**Goal of the exercise:**
Scan the entries below. List each line with "ylabel".

**Provided entries:**
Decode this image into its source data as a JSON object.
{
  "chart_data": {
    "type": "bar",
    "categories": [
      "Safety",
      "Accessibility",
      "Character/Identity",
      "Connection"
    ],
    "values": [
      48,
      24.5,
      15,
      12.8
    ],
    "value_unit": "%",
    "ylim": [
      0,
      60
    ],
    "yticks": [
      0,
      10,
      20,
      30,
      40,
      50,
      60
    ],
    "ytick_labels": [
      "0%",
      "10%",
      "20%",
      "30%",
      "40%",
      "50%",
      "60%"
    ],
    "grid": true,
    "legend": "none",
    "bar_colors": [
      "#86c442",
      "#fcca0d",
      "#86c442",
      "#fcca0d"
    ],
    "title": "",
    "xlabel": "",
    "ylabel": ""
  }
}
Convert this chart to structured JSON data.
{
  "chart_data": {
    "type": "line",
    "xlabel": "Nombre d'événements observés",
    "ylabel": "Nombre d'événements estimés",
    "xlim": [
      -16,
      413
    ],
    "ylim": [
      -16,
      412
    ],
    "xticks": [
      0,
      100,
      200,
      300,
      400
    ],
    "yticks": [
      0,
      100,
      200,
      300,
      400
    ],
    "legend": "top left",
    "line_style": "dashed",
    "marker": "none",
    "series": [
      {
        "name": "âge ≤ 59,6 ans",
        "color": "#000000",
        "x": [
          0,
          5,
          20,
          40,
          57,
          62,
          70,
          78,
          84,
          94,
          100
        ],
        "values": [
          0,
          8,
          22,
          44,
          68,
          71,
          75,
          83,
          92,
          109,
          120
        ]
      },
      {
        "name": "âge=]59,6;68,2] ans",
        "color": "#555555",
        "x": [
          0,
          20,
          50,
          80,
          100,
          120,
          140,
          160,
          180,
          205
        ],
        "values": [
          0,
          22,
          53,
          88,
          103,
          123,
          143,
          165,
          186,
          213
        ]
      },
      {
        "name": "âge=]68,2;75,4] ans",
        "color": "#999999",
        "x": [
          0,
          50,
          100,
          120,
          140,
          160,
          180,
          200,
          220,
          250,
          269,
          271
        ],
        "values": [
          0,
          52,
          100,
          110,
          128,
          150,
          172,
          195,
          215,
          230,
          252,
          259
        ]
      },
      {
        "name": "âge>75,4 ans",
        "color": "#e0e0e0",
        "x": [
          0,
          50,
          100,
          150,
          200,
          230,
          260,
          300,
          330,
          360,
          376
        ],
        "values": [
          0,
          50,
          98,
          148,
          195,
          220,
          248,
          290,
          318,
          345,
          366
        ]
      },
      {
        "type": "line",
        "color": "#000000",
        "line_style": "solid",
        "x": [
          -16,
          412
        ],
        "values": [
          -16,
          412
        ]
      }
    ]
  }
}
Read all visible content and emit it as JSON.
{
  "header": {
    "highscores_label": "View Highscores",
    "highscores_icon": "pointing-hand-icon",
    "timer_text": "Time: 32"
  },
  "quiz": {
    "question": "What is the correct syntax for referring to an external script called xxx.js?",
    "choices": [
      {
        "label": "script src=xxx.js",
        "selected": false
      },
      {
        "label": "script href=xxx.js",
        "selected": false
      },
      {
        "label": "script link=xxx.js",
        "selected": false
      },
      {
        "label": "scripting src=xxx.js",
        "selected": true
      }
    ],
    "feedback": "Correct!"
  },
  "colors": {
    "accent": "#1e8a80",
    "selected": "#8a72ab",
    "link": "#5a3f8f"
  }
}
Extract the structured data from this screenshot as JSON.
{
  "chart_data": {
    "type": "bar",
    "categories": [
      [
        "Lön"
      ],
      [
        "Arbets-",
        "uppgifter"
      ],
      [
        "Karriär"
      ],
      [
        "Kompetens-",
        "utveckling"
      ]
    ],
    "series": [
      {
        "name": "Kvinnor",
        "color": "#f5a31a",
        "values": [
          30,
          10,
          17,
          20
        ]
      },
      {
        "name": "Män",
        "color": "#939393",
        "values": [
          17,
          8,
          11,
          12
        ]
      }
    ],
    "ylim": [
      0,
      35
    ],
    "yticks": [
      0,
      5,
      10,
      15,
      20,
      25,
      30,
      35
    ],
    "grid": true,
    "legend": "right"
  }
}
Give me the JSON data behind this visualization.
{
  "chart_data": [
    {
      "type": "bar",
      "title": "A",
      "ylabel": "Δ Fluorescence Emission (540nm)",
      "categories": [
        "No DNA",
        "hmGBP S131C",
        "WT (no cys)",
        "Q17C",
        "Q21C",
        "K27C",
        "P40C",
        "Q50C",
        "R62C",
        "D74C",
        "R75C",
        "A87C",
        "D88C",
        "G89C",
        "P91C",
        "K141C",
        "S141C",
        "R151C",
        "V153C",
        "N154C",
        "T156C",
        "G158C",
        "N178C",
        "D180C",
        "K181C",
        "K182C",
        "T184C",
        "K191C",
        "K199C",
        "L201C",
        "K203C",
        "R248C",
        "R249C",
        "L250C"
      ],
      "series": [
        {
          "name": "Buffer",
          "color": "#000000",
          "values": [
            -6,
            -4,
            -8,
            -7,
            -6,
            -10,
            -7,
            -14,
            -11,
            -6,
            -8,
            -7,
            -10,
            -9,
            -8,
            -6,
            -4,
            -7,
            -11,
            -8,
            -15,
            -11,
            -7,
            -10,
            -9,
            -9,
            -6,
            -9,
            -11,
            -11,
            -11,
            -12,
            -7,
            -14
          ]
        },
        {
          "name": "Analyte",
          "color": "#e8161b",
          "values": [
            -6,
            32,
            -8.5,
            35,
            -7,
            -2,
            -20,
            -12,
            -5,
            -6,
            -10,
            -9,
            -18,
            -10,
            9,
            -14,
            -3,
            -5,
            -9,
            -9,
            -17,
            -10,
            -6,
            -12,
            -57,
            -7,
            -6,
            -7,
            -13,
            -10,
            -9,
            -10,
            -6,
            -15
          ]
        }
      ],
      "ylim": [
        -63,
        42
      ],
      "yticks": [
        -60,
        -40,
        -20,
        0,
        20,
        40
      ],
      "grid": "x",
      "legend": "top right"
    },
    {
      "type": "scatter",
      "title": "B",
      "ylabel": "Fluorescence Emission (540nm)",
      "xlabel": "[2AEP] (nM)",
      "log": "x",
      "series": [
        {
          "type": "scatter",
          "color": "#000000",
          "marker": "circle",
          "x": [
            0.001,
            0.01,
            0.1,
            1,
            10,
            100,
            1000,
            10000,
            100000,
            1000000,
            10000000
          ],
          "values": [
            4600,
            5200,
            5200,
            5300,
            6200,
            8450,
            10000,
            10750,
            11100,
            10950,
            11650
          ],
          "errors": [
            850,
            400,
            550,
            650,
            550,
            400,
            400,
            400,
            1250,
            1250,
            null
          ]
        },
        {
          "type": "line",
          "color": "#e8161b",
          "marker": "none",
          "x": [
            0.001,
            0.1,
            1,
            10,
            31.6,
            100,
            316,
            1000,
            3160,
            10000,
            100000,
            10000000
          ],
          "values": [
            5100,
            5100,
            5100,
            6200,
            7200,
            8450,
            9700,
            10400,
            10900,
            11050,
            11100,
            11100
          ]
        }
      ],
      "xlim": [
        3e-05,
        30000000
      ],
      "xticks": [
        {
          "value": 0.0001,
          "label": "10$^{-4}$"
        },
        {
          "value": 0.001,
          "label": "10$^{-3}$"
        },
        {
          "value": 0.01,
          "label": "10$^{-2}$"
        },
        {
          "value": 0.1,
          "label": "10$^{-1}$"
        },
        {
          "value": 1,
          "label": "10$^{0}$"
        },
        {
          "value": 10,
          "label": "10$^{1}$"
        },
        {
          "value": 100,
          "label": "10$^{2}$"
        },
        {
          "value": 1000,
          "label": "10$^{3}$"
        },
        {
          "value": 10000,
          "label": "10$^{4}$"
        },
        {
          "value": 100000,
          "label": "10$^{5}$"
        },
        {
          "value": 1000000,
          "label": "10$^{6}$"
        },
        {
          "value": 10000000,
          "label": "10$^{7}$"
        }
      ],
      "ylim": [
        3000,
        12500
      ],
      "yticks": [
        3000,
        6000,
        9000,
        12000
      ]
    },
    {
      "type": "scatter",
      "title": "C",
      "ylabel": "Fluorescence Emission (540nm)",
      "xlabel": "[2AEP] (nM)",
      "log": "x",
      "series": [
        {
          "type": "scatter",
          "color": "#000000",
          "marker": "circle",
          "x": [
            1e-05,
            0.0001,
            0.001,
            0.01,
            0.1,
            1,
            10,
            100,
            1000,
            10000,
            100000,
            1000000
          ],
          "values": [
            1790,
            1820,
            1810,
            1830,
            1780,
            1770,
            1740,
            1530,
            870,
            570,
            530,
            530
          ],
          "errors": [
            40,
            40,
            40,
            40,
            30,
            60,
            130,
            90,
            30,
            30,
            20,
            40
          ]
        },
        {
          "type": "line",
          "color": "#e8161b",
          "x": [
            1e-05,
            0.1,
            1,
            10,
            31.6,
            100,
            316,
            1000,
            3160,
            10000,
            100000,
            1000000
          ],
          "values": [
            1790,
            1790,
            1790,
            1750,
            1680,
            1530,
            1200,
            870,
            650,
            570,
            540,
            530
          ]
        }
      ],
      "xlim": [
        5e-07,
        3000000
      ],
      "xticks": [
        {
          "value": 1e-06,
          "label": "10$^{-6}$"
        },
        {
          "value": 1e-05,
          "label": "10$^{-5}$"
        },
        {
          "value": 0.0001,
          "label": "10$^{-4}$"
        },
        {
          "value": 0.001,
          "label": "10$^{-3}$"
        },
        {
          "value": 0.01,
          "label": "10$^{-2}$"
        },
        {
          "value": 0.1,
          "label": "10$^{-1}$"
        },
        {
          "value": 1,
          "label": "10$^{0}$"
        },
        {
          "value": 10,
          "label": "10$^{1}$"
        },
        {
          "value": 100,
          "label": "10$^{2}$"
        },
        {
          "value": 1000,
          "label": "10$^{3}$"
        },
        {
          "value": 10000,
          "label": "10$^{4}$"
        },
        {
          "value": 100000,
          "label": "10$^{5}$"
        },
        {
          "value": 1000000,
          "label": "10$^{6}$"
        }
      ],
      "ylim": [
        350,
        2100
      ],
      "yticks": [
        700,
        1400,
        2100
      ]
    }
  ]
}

**Result:**
    "ylabel": ""
    "ylabel": "Nombre d'événements estimés",
      "ylabel": "Δ Fluorescence Emission (540nm)",
      "ylabel": "Fluorescence Emission (540nm)",
      "ylabel": "Fluorescence Emission (540nm)",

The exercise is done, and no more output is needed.